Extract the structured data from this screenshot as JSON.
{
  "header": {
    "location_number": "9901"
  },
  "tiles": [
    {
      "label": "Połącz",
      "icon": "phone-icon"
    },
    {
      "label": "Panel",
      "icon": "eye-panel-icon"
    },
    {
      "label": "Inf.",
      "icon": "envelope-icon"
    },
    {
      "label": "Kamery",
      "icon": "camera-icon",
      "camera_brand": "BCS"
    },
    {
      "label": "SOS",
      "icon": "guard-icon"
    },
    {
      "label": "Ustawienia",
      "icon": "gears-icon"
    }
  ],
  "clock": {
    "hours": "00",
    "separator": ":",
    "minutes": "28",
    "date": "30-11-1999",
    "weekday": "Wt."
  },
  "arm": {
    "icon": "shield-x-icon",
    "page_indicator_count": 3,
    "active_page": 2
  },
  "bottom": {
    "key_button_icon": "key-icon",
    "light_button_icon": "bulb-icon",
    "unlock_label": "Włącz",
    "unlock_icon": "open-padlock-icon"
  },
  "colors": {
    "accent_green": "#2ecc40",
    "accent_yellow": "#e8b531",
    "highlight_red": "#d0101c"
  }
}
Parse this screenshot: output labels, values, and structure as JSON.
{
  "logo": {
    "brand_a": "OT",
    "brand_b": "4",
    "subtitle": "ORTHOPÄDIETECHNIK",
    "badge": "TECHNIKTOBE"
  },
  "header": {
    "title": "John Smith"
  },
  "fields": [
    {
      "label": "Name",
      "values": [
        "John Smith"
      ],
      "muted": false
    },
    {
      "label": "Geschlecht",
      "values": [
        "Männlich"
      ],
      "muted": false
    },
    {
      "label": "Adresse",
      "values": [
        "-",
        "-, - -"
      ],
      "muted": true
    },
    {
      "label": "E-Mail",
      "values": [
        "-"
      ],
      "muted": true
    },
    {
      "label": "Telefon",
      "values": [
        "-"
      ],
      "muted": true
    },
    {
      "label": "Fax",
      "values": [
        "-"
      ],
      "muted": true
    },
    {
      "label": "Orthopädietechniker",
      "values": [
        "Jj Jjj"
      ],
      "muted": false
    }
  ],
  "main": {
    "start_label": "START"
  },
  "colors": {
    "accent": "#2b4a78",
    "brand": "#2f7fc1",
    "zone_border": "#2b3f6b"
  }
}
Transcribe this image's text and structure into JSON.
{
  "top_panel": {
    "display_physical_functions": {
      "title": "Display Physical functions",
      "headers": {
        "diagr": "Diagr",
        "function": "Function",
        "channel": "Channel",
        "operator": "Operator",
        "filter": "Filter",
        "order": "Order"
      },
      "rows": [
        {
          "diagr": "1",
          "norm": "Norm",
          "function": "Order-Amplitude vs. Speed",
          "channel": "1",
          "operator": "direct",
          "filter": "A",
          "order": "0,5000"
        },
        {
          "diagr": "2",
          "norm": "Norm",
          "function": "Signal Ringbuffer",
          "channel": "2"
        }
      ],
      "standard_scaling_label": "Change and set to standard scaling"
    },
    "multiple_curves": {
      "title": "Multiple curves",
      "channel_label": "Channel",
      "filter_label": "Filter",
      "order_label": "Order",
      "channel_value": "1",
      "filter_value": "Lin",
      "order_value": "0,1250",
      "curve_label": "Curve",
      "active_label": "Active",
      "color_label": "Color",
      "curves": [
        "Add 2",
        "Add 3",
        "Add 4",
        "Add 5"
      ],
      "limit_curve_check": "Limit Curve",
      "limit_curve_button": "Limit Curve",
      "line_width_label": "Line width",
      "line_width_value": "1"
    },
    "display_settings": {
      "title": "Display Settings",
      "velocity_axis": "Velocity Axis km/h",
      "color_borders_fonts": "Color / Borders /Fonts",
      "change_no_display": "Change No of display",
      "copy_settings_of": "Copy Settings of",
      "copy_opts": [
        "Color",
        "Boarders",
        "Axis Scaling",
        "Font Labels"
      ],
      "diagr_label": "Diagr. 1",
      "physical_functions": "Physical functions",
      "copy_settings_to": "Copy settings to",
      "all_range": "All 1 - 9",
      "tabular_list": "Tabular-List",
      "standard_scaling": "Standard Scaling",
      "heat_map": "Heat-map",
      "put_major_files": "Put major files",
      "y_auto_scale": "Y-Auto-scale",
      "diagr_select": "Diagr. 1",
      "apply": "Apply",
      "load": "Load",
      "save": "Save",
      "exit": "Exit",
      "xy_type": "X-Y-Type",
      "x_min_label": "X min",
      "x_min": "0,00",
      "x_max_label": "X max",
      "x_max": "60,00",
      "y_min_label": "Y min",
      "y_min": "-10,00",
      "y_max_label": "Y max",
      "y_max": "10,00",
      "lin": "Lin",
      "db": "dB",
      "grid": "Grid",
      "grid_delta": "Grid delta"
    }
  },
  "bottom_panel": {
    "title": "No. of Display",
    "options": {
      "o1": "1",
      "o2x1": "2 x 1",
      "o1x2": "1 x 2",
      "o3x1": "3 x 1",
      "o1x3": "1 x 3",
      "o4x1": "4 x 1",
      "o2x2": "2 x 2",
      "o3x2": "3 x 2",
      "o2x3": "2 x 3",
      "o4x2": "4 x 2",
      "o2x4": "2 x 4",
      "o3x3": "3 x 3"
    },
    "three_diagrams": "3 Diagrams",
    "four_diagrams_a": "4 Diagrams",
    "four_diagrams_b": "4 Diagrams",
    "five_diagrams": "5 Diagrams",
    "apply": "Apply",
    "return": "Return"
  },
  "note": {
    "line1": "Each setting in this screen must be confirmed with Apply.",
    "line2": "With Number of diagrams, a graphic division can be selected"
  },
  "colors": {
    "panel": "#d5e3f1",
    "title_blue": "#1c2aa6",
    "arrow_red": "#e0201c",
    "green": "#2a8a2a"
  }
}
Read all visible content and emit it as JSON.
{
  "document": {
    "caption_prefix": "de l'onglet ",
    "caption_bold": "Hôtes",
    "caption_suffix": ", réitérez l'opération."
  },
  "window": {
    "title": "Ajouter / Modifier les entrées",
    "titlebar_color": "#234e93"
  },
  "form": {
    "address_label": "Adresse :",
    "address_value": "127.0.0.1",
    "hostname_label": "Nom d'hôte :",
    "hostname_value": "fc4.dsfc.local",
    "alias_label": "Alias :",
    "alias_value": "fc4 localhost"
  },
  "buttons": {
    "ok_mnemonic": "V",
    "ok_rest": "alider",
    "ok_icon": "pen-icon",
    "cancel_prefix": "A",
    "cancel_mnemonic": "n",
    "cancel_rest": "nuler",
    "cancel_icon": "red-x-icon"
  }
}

--- --- ---

## Given task
Each entry must be reproduced verbatim.

## Response to the task
Extract the structured data from this screenshot as JSON.
{
  "header": {
    "location_number": "9901"
  },
  "tiles": [
    {
      "label": "Połącz",
      "icon": "phone-icon"
    },
    {
      "label": "Panel",
      "icon": "eye-panel-icon"
    },
    {
      "label": "Inf.",
      "icon": "envelope-icon"
    },
    {
      "label": "Kamery",
      "icon": "camera-icon",
      "camera_brand": "BCS"
    },
    {
      "label": "SOS",
      "icon": "guard-icon"
    },
    {
      "label": "Ustawienia",
      "icon": "gears-icon"
    }
  ],
  "clock": {
    "hours": "00",
    "separator": ":",
    "minutes": "28",
    "date": "30-11-1999",
    "weekday": "Wt."
  },
  "arm": {
    "icon": "shield-x-icon",
    "page_indicator_count": 3,
    "active_page": 2
  },
  "bottom": {
    "key_button_icon": "key-icon",
    "light_button_icon": "bulb-icon",
    "unlock_label": "Włącz",
    "unlock_icon": "open-padlock-icon"
  },
  "colors": {
    "accent_green": "#2ecc40",
    "accent_yellow": "#e8b531",
    "highlight_red": "#d0101c"
  }
}
Parse this screenshot: output labels, values, and structure as JSON.
{
  "logo": {
    "brand_a": "OT",
    "brand_b": "4",
    "subtitle": "ORTHOPÄDIETECHNIK",
    "badge": "TECHNIKTOBE"
  },
  "header": {
    "title": "John Smith"
  },
  "fields": [
    {
      "label": "Name",
      "values": [
        "John Smith"
      ],
      "muted": false
    },
    {
      "label": "Geschlecht",
      "values": [
        "Männlich"
      ],
      "muted": false
    },
    {
      "label": "Adresse",
      "values": [
        "-",
        "-, - -"
      ],
      "muted": true
    },
    {
      "label": "E-Mail",
      "values": [
        "-"
      ],
      "muted": true
    },
    {
      "label": "Telefon",
      "values": [
        "-"
      ],
      "muted": true
    },
    {
      "label": "Fax",
      "values": [
        "-"
      ],
      "muted": true
    },
    {
      "label": "Orthopädietechniker",
      "values": [
        "Jj Jjj"
      ],
      "muted": false
    }
  ],
  "main": {
    "start_label": "START"
  },
  "colors": {
    "accent": "#2b4a78",
    "brand": "#2f7fc1",
    "zone_border": "#2b3f6b"
  }
}
Transcribe this image's text and structure into JSON.
{
  "top_panel": {
    "display_physical_functions": {
      "title": "Display Physical functions",
      "headers": {
        "diagr": "Diagr",
        "function": "Function",
        "channel": "Channel",
        "operator": "Operator",
        "filter": "Filter",
        "order": "Order"
      },
      "rows": [
        {
          "diagr": "1",
          "norm": "Norm",
          "function": "Order-Amplitude vs. Speed",
          "channel": "1",
          "operator": "direct",
          "filter": "A",
          "order": "0,5000"
        },
        {
          "diagr": "2",
          "norm": "Norm",
          "function": "Signal Ringbuffer",
          "channel": "2"
        }
      ],
      "standard_scaling_label": "Change and set to standard scaling"
    },
    "multiple_curves": {
      "title": "Multiple curves",
      "channel_label": "Channel",
      "filter_label": "Filter",
      "order_label": "Order",
      "channel_value": "1",
      "filter_value": "Lin",
      "order_value": "0,1250",
      "curve_label": "Curve",
      "active_label": "Active",
      "color_label": "Color",
      "curves": [
        "Add 2",
        "Add 3",
        "Add 4",
        "Add 5"
      ],
      "limit_curve_check": "Limit Curve",
      "limit_curve_button": "Limit Curve",
      "line_width_label": "Line width",
      "line_width_value": "1"
    },
    "display_settings": {
      "title": "Display Settings",
      "velocity_axis": "Velocity Axis km/h",
      "color_borders_fonts": "Color / Borders /Fonts",
      "change_no_display": "Change No of display",
      "copy_settings_of": "Copy Settings of",
      "copy_opts": [
        "Color",
        "Boarders",
        "Axis Scaling",
        "Font Labels"
      ],
      "diagr_label": "Diagr. 1",
      "physical_functions": "Physical functions",
      "copy_settings_to": "Copy settings to",
      "all_range": "All 1 - 9",
      "tabular_list": "Tabular-List",
      "standard_scaling": "Standard Scaling",
      "heat_map": "Heat-map",
      "put_major_files": "Put major files",
      "y_auto_scale": "Y-Auto-scale",
      "diagr_select": "Diagr. 1",
      "apply": "Apply",
      "load": "Load",
      "save": "Save",
      "exit": "Exit",
      "xy_type": "X-Y-Type",
      "x_min_label": "X min",
      "x_min": "0,00",
      "x_max_label": "X max",
      "x_max": "60,00",
      "y_min_label": "Y min",
      "y_min": "-10,00",
      "y_max_label": "Y max",
      "y_max": "10,00",
      "lin": "Lin",
      "db": "dB",
      "grid": "Grid",
      "grid_delta": "Grid delta"
    }
  },
  "bottom_panel": {
    "title": "No. of Display",
    "options": {
      "o1": "1",
      "o2x1": "2 x 1",
      "o1x2": "1 x 2",
      "o3x1": "3 x 1",
      "o1x3": "1 x 3",
      "o4x1": "4 x 1",
      "o2x2": "2 x 2",
      "o3x2": "3 x 2",
      "o2x3": "2 x 3",
      "o4x2": "4 x 2",
      "o2x4": "2 x 4",
      "o3x3": "3 x 3"
    },
    "three_diagrams": "3 Diagrams",
    "four_diagrams_a": "4 Diagrams",
    "four_diagrams_b": "4 Diagrams",
    "five_diagrams": "5 Diagrams",
    "apply": "Apply",
    "return": "Return"
  },
  "note": {
    "line1": "Each setting in this screen must be confirmed with Apply.",
    "line2": "With Number of diagrams, a graphic division can be selected"
  },
  "colors": {
    "panel": "#d5e3f1",
    "title_blue": "#1c2aa6",
    "arrow_red": "#e0201c",
    "green": "#2a8a2a"
  }
}
Read all visible content and emit it as JSON.
{
  "document": {
    "caption_prefix": "de l'onglet ",
    "caption_bold": "Hôtes",
    "caption_suffix": ", réitérez l'opération."
  },
  "window": {
    "title": "Ajouter / Modifier les entrées",
    "titlebar_color": "#234e93"
  },
  "form": {
    "address_label": "Adresse :",
    "address_value": "127.0.0.1",
    "hostname_label": "Nom d'hôte :",
    "hostname_value": "fc4.dsfc.local",
    "alias_label": "Alias :",
    "alias_value": "fc4 localhost"
  },
  "buttons": {
    "ok_mnemonic": "V",
    "ok_rest": "alider",
    "ok_icon": "pen-icon",
    "cancel_prefix": "A",
    "cancel_mnemonic": "n",
    "cancel_rest": "nuler",
    "cancel_icon": "red-x-icon"
  }
}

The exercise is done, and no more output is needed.